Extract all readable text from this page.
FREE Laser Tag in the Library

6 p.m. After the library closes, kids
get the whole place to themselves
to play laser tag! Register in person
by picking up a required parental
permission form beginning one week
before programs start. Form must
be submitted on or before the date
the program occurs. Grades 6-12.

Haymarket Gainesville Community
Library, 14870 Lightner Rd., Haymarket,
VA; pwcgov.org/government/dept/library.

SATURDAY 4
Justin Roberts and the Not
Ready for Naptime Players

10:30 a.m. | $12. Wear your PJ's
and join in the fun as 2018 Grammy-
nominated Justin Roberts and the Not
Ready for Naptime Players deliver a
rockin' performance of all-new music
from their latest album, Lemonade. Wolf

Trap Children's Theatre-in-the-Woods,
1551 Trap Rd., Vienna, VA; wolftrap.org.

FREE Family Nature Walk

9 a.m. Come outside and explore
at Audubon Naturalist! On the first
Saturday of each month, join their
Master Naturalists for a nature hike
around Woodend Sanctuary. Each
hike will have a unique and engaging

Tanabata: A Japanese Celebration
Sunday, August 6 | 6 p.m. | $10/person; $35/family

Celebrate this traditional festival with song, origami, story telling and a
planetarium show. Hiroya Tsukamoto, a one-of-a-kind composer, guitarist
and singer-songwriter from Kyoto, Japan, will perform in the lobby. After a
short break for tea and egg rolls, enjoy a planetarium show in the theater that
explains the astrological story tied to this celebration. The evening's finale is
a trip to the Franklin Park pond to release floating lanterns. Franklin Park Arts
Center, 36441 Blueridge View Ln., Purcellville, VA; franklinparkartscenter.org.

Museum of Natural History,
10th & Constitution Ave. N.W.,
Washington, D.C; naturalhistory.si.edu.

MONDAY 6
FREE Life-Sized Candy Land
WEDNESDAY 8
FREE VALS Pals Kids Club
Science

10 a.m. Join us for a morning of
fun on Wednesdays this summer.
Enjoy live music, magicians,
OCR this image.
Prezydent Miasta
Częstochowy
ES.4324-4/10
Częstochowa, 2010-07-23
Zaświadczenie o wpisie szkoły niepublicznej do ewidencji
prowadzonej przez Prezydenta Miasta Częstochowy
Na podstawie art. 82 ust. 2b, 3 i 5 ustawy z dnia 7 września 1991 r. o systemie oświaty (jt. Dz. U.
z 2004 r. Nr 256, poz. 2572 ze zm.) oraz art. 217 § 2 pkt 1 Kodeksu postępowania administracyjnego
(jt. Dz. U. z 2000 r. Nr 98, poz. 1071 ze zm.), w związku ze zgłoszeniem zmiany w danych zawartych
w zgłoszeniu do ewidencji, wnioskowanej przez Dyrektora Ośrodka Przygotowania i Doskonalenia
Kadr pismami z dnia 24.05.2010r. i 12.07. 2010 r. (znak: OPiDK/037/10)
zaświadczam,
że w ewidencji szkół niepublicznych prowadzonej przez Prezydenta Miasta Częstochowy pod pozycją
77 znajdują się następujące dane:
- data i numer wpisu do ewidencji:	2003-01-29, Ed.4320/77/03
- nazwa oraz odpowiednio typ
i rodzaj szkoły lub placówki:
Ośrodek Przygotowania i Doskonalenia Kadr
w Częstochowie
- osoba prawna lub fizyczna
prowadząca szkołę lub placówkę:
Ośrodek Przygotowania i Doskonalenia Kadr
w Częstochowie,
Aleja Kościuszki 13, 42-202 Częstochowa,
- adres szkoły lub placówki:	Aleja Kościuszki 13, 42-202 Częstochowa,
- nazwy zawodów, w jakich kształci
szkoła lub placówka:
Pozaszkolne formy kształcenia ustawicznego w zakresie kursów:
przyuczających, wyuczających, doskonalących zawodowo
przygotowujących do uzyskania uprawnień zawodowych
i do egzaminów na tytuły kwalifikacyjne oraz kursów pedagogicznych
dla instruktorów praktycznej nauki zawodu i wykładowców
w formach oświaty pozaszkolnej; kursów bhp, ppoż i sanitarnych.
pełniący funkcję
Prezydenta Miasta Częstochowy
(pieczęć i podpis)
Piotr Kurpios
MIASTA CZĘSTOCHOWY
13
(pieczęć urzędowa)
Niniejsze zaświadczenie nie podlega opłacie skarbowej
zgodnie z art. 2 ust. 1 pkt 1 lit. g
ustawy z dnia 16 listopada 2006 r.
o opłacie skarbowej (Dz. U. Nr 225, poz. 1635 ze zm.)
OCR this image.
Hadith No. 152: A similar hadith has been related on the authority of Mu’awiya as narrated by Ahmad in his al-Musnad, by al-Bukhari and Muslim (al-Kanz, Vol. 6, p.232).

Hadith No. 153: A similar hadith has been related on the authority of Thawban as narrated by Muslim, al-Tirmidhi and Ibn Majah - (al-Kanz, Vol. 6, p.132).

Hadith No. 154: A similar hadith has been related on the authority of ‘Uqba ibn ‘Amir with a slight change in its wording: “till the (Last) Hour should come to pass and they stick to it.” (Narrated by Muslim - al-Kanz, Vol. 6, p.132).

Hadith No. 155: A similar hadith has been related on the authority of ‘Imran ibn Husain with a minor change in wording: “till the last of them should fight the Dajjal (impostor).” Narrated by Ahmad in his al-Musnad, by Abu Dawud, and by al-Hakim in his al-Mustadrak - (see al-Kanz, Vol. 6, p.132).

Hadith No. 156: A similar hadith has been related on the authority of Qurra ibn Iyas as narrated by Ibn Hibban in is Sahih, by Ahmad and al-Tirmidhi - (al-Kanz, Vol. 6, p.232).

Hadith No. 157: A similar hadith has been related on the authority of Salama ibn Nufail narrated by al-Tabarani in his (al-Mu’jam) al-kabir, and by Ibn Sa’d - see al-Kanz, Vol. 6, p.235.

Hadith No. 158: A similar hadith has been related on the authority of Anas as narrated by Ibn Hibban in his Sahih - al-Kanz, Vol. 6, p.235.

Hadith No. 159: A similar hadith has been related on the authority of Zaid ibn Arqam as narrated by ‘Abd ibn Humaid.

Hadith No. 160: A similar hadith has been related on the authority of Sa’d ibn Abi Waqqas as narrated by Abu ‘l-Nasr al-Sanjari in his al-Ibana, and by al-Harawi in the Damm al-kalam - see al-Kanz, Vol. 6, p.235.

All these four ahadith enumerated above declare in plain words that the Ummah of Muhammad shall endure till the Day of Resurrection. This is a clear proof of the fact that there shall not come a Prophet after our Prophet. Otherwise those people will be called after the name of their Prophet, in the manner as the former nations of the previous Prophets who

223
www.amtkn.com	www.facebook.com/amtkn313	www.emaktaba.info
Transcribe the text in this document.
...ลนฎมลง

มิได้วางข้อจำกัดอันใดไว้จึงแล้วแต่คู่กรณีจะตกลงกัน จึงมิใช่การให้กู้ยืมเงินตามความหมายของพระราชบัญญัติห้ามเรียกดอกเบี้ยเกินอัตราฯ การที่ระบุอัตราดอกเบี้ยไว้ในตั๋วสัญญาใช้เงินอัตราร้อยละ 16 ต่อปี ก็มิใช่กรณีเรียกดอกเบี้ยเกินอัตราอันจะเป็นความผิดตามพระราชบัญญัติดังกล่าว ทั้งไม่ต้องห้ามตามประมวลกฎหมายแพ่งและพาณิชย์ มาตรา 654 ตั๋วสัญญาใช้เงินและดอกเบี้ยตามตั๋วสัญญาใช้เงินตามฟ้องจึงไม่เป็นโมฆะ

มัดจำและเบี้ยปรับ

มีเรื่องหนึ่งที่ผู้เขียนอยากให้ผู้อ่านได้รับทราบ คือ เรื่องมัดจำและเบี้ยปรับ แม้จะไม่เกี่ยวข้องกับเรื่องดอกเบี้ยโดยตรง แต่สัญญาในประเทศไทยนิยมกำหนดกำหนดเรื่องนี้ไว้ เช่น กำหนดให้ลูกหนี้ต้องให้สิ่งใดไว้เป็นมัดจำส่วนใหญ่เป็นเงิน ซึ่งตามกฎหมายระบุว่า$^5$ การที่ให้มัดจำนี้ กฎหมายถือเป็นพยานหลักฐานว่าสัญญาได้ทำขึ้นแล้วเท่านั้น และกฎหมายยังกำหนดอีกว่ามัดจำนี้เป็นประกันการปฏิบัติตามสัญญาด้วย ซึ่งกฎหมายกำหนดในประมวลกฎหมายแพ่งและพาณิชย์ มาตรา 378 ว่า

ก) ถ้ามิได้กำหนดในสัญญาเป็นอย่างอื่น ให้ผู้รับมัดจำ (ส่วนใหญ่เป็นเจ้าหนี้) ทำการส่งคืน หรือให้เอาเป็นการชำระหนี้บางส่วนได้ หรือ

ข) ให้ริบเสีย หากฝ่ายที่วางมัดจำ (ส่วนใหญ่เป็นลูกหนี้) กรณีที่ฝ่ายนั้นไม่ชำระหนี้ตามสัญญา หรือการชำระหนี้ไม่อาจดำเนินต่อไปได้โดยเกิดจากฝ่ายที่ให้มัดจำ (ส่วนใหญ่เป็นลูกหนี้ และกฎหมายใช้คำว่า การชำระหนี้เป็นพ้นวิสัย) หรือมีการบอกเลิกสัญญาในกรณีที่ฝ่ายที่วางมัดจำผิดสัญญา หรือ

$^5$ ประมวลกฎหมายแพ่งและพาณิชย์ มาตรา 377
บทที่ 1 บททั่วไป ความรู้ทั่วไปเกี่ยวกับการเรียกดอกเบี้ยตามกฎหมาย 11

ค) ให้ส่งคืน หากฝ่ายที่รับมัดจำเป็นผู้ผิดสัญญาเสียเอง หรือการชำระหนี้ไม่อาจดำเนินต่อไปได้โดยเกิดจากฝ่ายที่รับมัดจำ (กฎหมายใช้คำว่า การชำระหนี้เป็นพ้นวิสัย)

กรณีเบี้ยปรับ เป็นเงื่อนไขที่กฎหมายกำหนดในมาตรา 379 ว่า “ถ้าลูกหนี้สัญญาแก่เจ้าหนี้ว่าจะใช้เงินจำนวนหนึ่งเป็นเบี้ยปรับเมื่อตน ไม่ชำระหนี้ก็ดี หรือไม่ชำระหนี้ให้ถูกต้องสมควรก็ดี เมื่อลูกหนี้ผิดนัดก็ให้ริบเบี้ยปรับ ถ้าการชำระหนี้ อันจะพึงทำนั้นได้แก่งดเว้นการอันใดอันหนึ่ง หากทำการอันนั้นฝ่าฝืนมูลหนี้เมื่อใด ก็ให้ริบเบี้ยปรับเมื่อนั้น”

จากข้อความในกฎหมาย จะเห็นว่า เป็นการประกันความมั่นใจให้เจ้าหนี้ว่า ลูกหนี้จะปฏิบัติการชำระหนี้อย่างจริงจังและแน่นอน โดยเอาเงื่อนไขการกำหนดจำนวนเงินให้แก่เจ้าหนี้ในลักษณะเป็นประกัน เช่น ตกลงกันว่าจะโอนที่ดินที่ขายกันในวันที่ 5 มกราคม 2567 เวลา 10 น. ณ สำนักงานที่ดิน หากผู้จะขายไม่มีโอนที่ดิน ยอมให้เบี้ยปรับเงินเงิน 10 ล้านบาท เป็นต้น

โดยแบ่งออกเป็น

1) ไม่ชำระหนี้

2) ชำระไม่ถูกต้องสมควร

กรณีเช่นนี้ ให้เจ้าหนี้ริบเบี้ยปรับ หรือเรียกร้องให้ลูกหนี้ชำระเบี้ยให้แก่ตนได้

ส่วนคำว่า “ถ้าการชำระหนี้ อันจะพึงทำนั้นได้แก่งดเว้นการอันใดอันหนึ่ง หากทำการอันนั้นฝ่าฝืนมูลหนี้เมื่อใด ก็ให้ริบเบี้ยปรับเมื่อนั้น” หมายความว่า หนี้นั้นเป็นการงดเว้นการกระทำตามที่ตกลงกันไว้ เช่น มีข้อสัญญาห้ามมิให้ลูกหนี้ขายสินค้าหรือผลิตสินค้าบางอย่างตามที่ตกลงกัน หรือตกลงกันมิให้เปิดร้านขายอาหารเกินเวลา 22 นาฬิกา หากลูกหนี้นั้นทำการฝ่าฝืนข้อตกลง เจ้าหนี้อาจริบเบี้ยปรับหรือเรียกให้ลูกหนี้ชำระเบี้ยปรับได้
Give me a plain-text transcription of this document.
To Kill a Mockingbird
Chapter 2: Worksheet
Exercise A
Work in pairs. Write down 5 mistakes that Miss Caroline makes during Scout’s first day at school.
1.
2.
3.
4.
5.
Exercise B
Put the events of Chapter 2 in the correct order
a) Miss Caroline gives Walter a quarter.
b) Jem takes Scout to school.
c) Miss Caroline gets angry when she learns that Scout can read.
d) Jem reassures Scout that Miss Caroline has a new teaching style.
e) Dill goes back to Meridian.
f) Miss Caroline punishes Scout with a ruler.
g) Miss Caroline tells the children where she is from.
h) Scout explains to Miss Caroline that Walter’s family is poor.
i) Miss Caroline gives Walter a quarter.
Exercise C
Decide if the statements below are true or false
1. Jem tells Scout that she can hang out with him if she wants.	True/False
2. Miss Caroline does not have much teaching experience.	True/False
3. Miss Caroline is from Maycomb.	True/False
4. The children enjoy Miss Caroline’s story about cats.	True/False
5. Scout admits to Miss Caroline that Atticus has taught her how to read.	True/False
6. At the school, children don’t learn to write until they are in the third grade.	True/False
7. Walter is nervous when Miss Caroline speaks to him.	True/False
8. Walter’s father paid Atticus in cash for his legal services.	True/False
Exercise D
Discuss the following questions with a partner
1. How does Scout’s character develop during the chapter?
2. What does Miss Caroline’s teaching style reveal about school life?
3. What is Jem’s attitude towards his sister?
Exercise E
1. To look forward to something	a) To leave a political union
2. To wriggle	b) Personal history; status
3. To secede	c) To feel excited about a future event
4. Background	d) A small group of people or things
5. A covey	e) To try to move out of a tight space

§

Task instructions
List every line above containing the word "ดจำและเบ".

Full solution
มัดจำและเบี้ยปรับ
มีเรื่องหนึ่งที่ผู้เขียนอยากให้ผู้อ่านได้รับทราบ คือ เรื่องมัดจำและเบี้ยปรับ แม้จะไม่เกี่ยวข้องกับเรื่องดอกเบี้ยโดยตรง แต่สัญญาในประเทศไทยนิยมกำหนดกำหนดเรื่องนี้ไว้ เช่น กำหนดให้ลูกหนี้ต้องให้สิ่งใดไว้เป็นมัดจำส่วนใหญ่เป็นเงิน ซึ่งตามกฎหมายระบุว่า$^5$ การที่ให้มัดจำนี้ กฎหมายถือเป็นพยานหลักฐานว่าสัญญาได้ทำขึ้นแล้วเท่านั้น และกฎหมายยังกำหนดอีกว่ามัดจำนี้เป็นประกันการปฏิบัติตามสัญญาด้วย ซึ่งกฎหมายกำหนดในประมวลกฎหมายแพ่งและพาณิชย์ มาตรา 378 ว่า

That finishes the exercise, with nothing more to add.